# [EXERCISE DESCRIPTION]
State the number of lines below in which the word "Commons" appears. Nothing else belongs in the answer.

........

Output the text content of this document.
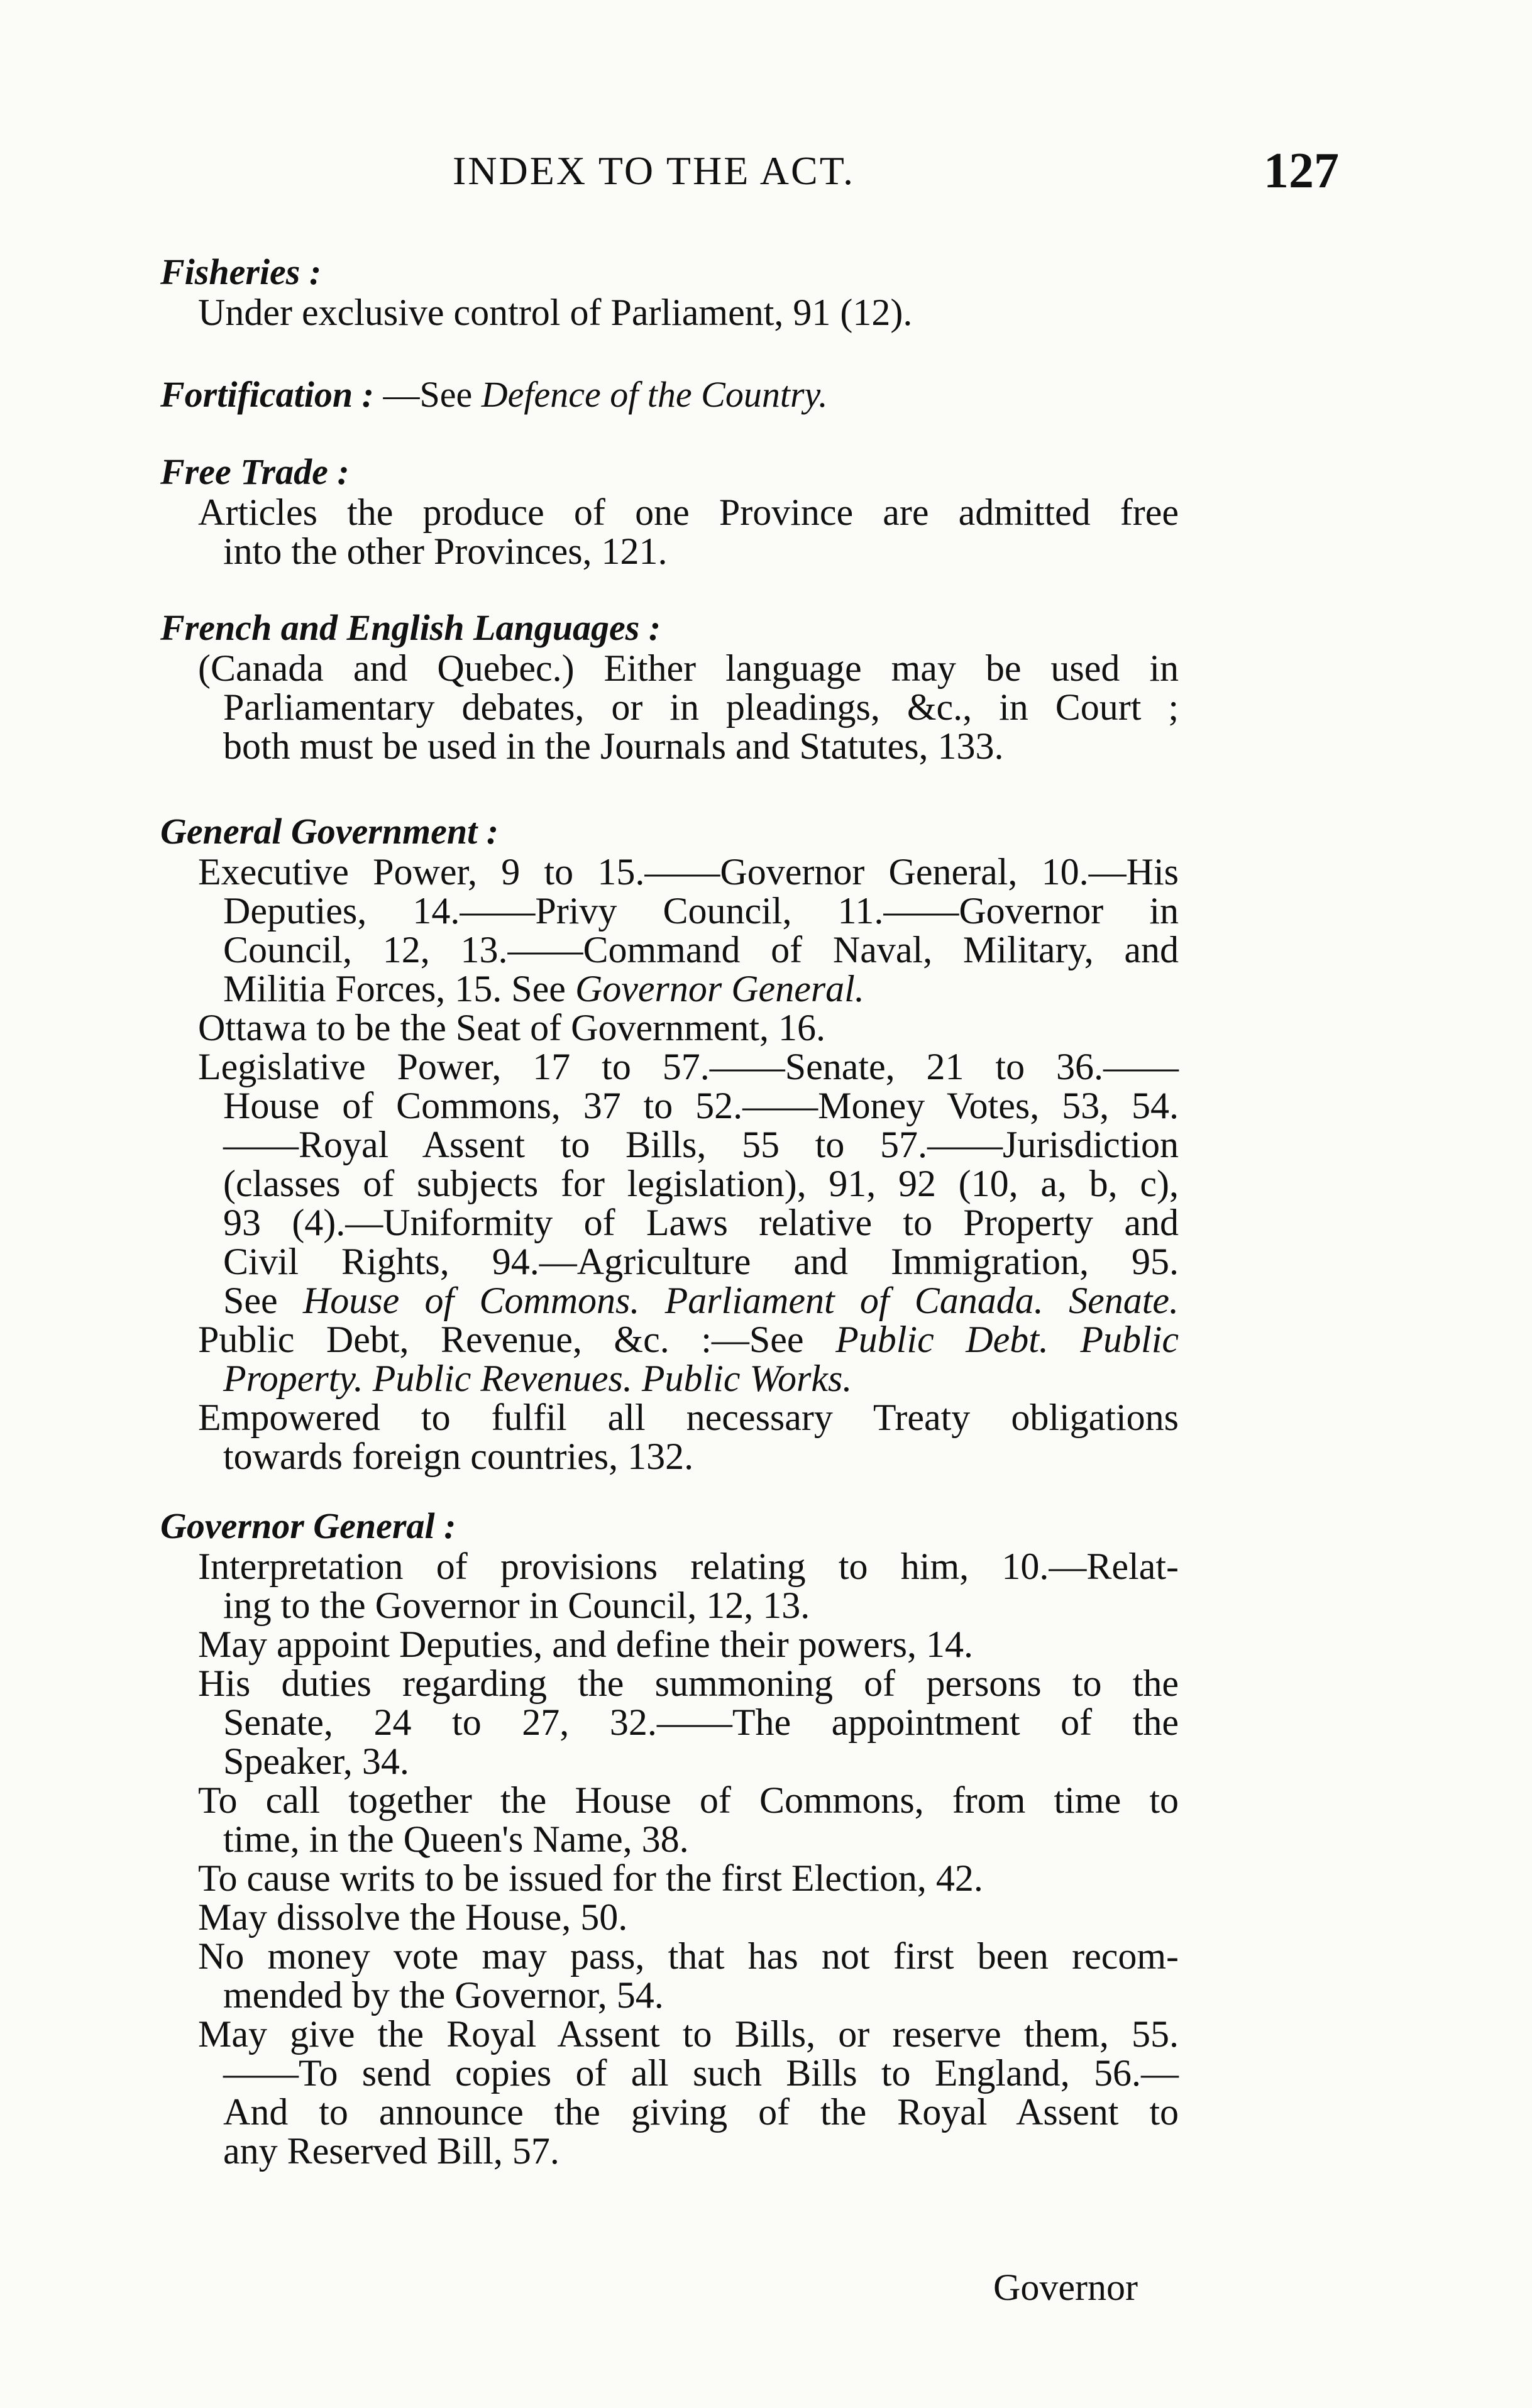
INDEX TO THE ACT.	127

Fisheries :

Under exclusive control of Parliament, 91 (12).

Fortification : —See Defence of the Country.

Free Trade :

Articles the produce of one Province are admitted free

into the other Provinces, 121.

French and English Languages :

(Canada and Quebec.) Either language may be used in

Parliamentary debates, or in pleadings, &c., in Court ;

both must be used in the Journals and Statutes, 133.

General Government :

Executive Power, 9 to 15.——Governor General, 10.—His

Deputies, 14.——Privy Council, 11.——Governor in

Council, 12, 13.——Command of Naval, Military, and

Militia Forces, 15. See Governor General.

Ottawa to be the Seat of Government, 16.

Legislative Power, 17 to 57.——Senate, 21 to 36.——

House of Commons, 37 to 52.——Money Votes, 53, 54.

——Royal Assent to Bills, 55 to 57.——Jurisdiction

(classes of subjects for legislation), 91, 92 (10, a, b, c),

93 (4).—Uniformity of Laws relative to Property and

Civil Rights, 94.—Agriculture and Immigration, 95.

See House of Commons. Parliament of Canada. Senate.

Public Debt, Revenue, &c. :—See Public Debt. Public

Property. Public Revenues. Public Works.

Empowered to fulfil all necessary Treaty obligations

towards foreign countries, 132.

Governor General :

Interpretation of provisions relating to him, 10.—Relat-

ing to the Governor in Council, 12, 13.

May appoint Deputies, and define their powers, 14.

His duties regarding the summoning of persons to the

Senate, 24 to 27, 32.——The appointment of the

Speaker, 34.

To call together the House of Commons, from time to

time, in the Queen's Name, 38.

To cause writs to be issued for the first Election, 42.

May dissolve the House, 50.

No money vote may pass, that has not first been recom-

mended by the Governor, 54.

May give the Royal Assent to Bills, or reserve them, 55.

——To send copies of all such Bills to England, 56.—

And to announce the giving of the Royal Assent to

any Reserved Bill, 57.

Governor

........

# [EXPECTED ANSWER]
3